[Objective] Lines containing the word "Maven" are to be counted; state their number and nothing further.

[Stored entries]
═══

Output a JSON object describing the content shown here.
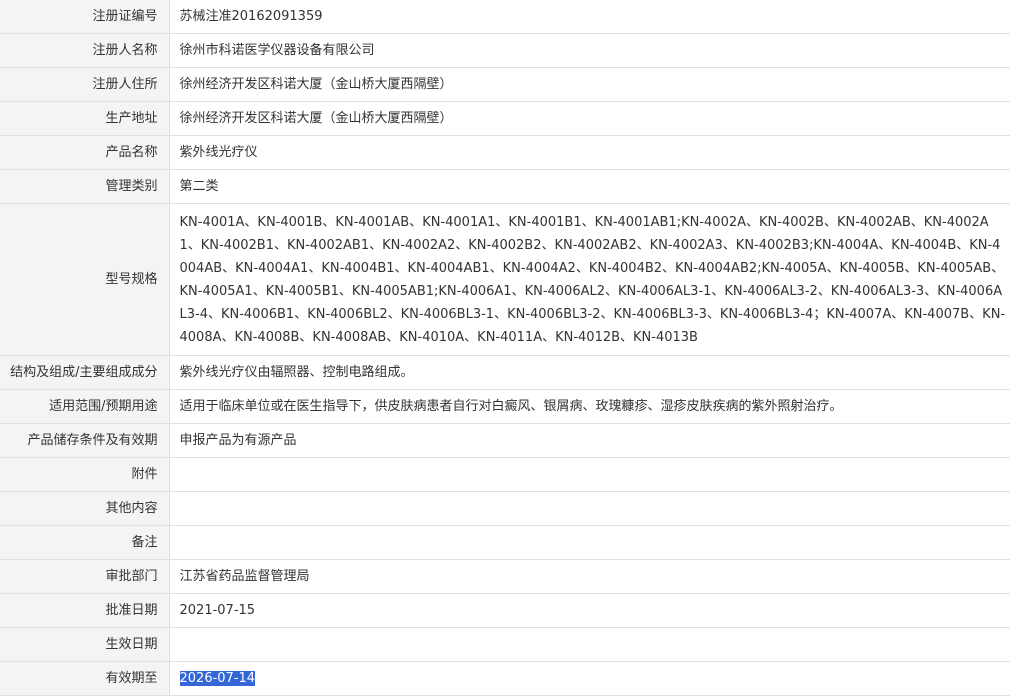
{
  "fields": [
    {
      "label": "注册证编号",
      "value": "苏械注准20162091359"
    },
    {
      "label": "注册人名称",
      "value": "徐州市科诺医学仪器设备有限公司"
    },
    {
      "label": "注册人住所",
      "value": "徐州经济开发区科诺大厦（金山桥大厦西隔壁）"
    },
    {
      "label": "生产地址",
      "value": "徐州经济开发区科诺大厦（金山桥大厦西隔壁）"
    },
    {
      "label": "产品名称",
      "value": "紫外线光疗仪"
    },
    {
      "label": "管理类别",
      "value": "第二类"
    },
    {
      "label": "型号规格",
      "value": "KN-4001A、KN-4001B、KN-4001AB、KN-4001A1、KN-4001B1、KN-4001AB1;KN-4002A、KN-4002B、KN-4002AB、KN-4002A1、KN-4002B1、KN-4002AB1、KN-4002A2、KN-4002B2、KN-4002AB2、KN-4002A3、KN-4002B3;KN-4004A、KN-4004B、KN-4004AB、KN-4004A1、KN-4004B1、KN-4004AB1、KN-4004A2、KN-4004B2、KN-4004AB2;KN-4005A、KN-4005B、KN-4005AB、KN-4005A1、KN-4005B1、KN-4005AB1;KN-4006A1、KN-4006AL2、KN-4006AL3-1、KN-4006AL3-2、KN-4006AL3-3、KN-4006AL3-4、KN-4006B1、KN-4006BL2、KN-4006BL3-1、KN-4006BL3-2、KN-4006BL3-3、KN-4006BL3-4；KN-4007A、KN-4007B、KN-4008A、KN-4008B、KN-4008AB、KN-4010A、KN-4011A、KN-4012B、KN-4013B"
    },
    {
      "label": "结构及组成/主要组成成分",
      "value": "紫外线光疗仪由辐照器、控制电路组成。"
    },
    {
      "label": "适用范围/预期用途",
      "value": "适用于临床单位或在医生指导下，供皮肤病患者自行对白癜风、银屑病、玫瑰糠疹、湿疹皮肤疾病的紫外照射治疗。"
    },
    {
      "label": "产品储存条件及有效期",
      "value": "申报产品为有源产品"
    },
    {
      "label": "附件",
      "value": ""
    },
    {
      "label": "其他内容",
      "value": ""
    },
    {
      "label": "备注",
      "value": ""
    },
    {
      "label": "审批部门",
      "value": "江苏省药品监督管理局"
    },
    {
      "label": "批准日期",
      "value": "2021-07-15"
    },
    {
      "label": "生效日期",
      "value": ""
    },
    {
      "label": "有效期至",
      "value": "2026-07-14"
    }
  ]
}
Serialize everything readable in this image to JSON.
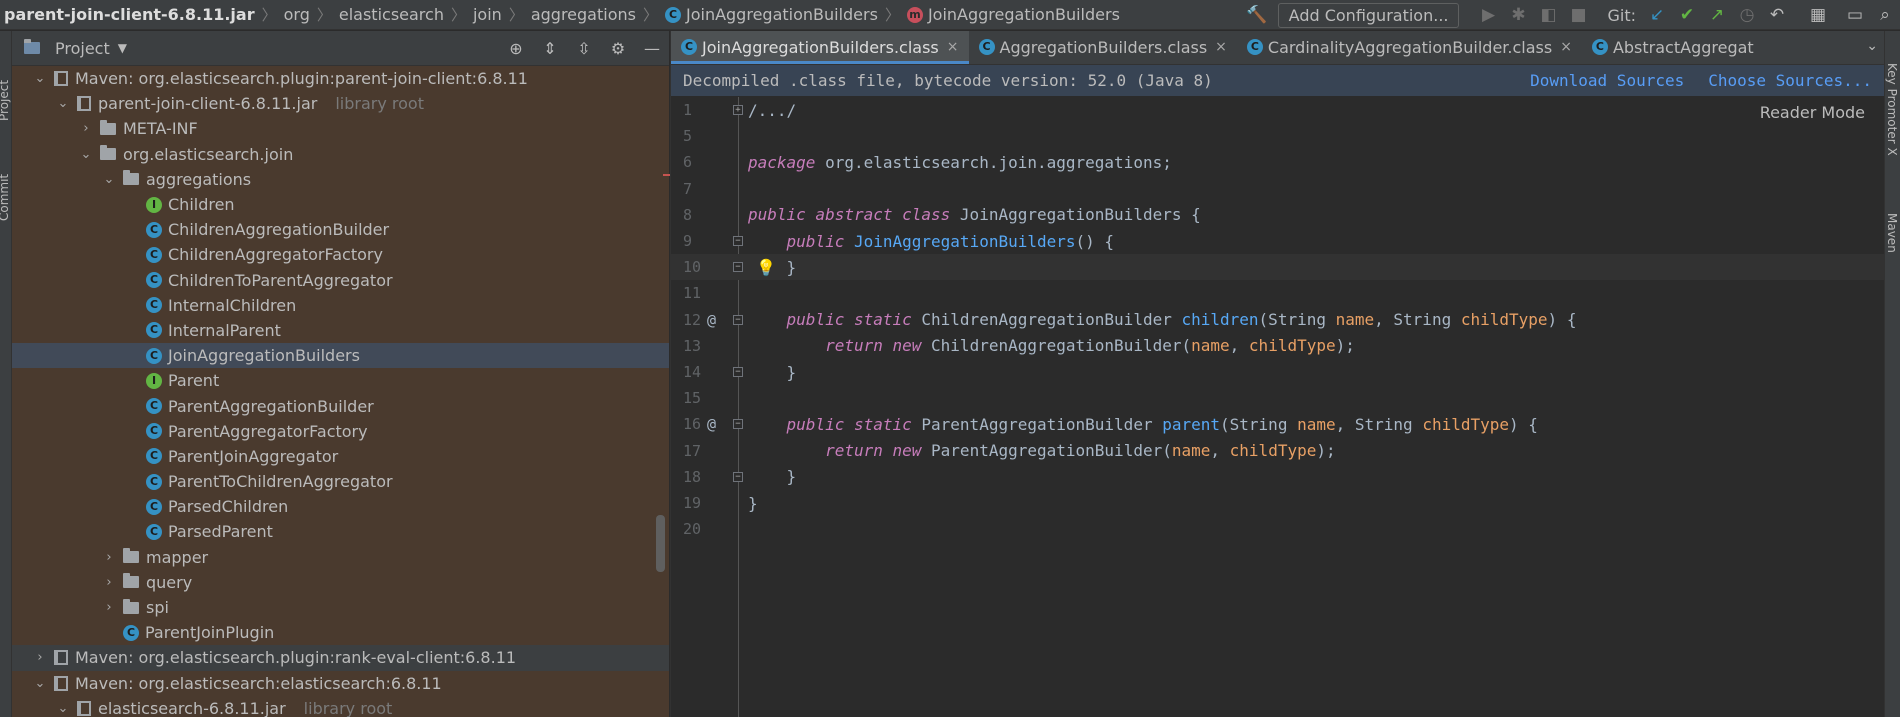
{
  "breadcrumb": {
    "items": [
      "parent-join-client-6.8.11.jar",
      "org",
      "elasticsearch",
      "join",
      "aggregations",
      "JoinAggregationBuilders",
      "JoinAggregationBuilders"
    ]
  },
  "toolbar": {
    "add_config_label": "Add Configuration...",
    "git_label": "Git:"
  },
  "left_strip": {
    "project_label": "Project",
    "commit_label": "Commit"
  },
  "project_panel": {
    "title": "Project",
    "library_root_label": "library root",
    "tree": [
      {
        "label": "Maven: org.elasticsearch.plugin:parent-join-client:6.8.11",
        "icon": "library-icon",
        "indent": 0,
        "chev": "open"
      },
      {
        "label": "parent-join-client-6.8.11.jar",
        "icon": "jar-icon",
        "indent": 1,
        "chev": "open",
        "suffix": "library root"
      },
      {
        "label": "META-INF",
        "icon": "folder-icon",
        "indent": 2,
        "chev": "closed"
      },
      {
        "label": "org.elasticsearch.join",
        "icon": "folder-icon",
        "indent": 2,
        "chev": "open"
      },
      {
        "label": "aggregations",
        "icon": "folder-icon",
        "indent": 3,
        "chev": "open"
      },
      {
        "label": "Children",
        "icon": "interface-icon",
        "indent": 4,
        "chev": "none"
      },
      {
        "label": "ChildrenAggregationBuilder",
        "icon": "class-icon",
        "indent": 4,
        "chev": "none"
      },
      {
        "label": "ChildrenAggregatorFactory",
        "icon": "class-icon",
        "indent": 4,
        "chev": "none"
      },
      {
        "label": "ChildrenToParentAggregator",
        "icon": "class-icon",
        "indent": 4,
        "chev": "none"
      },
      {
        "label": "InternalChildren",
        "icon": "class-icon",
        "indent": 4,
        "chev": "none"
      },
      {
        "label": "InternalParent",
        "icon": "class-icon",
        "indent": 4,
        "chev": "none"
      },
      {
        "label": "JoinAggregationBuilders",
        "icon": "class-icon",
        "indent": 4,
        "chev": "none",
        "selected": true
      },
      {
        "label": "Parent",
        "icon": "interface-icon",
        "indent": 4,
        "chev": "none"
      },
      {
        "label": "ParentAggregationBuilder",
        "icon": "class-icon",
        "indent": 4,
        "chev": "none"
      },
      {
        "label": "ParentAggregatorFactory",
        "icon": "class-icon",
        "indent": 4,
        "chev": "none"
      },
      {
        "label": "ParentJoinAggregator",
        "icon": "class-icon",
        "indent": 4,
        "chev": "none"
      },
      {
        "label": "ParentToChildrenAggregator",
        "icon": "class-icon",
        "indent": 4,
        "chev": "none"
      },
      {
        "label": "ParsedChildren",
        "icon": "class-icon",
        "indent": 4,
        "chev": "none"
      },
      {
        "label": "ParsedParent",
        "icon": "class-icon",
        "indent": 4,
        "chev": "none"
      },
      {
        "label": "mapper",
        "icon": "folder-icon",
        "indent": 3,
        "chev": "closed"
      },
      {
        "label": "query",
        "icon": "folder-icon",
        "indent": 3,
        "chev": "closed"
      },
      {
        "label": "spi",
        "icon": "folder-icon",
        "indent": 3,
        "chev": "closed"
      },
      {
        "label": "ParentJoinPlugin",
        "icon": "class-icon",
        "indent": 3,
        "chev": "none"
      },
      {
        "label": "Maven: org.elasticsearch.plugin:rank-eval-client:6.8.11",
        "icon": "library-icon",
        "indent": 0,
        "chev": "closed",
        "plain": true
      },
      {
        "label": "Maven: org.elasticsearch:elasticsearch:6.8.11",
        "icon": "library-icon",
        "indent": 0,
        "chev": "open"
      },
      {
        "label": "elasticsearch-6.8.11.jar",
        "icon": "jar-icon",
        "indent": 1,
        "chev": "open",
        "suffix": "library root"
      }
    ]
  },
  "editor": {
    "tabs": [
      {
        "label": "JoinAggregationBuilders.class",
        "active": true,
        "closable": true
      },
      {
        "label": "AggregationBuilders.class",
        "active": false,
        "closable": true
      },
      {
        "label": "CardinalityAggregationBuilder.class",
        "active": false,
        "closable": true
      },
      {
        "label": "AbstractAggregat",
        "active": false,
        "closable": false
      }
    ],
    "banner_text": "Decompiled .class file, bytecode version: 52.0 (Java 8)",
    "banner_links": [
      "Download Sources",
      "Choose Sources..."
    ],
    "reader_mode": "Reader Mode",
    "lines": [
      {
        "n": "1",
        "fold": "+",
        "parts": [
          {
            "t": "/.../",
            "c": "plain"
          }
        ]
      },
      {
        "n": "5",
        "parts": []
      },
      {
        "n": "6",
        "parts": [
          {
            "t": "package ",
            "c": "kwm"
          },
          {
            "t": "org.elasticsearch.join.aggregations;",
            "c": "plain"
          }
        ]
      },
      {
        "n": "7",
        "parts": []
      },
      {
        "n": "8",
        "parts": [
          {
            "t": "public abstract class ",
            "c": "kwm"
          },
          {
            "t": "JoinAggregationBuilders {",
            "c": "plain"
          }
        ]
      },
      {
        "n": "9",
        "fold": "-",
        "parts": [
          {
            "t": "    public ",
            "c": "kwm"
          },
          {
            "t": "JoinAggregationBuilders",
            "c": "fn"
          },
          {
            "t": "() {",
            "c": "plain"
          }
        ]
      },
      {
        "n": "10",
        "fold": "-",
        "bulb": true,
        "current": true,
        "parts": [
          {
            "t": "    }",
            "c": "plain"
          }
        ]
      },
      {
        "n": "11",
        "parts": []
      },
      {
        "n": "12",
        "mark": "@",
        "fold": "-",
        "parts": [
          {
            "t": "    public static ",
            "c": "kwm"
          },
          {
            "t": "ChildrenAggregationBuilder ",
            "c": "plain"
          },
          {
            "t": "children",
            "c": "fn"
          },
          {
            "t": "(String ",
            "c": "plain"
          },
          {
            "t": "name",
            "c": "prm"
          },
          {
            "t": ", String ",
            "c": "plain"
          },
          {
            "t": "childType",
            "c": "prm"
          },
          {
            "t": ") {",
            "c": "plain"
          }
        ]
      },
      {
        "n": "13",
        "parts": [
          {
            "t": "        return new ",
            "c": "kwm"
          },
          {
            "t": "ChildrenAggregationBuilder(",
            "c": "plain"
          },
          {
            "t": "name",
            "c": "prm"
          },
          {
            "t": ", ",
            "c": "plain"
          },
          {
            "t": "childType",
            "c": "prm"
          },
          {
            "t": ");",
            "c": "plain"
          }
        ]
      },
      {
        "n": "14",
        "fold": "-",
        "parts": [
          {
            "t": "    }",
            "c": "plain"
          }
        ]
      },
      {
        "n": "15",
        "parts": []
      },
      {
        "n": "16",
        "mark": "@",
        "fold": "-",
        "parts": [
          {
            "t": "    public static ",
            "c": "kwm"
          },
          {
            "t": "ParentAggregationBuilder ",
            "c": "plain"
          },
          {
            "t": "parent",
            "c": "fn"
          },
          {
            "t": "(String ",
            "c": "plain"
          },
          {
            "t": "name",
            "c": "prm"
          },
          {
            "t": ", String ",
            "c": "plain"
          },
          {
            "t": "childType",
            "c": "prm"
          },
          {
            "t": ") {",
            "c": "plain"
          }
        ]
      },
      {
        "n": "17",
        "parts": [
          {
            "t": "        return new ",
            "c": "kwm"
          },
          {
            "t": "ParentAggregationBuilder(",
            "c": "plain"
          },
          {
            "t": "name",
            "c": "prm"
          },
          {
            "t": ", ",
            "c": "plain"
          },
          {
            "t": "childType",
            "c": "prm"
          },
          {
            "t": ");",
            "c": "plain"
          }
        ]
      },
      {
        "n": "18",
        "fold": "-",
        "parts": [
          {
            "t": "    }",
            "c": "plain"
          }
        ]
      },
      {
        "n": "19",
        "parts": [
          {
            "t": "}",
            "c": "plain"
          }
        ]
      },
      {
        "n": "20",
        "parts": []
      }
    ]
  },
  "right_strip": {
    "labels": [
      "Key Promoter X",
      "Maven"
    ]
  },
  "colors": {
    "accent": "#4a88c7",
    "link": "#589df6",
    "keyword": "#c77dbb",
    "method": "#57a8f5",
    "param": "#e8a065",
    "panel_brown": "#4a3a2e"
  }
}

═══

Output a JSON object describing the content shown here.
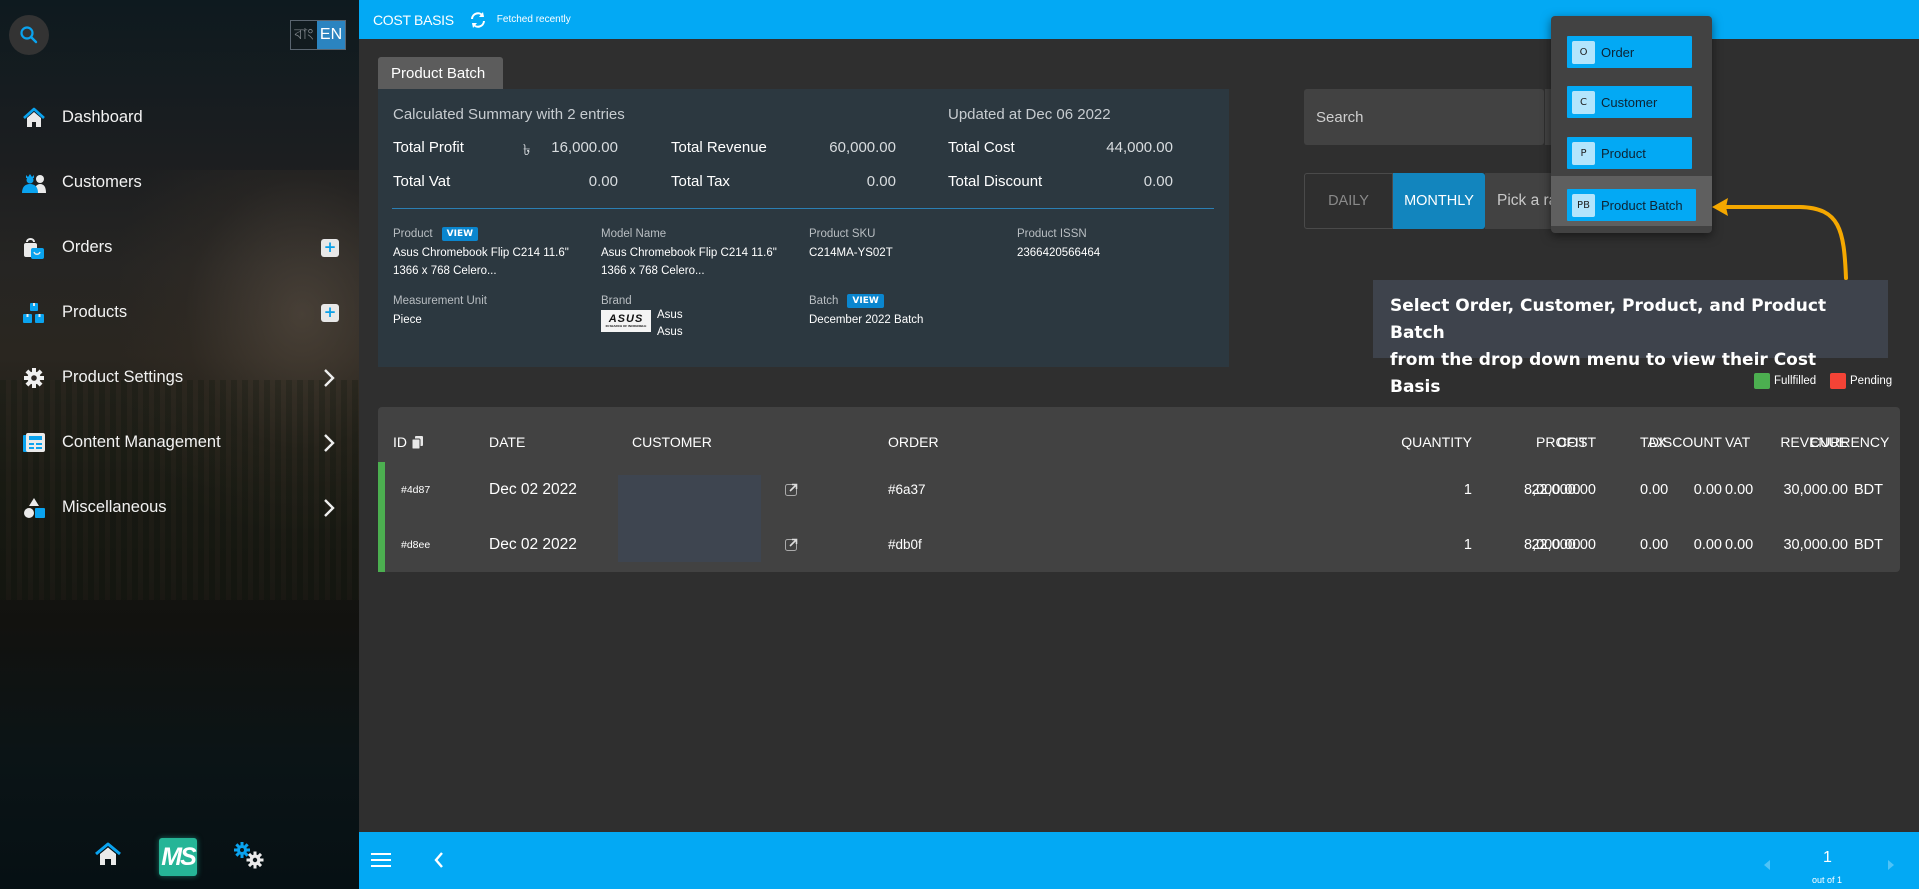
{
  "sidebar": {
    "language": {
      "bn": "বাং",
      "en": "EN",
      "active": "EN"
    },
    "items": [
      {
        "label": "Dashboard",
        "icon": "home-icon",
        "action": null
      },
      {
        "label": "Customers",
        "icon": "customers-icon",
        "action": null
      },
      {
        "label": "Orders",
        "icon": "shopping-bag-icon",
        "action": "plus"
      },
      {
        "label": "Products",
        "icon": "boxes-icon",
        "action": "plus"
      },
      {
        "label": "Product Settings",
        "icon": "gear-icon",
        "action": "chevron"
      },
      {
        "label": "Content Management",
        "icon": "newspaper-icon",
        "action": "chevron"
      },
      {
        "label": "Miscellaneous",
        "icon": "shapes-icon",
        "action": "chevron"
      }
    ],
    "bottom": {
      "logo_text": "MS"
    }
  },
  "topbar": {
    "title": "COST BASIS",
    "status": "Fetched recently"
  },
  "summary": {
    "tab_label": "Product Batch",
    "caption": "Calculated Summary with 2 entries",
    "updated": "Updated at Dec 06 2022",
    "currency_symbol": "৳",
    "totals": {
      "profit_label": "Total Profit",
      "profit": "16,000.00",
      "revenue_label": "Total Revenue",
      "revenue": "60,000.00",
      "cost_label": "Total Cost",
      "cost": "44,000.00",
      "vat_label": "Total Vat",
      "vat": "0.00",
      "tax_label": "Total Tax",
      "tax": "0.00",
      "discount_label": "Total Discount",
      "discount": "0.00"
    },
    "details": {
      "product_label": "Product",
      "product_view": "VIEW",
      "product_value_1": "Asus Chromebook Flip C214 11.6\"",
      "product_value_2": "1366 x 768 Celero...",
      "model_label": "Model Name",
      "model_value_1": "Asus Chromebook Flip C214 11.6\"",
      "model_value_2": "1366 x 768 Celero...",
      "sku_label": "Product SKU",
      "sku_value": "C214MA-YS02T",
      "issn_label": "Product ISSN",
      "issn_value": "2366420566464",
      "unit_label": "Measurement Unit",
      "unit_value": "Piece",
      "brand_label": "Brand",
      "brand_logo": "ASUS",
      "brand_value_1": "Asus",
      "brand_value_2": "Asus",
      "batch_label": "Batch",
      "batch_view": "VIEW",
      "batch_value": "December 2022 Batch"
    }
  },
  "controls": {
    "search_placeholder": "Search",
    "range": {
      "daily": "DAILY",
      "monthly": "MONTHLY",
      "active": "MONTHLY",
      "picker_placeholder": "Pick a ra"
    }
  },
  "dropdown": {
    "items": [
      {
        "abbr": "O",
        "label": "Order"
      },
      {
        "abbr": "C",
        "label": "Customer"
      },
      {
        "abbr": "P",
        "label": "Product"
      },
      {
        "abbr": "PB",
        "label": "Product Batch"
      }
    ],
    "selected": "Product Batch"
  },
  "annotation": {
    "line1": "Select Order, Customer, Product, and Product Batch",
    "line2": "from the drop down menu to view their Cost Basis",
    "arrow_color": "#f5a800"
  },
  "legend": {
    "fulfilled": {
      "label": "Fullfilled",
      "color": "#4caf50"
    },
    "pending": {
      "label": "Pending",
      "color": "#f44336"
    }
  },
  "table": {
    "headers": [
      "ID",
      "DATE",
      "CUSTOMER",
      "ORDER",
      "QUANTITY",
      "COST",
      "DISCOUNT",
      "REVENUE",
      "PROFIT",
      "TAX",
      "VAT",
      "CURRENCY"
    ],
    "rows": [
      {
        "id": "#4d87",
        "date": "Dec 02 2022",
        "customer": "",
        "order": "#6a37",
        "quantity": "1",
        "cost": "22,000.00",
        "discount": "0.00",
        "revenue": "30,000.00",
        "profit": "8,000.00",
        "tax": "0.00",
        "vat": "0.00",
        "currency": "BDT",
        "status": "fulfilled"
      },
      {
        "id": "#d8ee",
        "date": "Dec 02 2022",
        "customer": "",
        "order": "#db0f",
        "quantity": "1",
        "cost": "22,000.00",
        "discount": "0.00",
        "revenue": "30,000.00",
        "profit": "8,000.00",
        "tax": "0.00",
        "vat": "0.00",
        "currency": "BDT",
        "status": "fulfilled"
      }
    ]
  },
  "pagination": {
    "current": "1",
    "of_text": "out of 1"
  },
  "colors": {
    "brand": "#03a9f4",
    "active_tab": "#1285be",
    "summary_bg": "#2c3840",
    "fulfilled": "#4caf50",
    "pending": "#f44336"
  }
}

═══

[Solution to this exercise] 4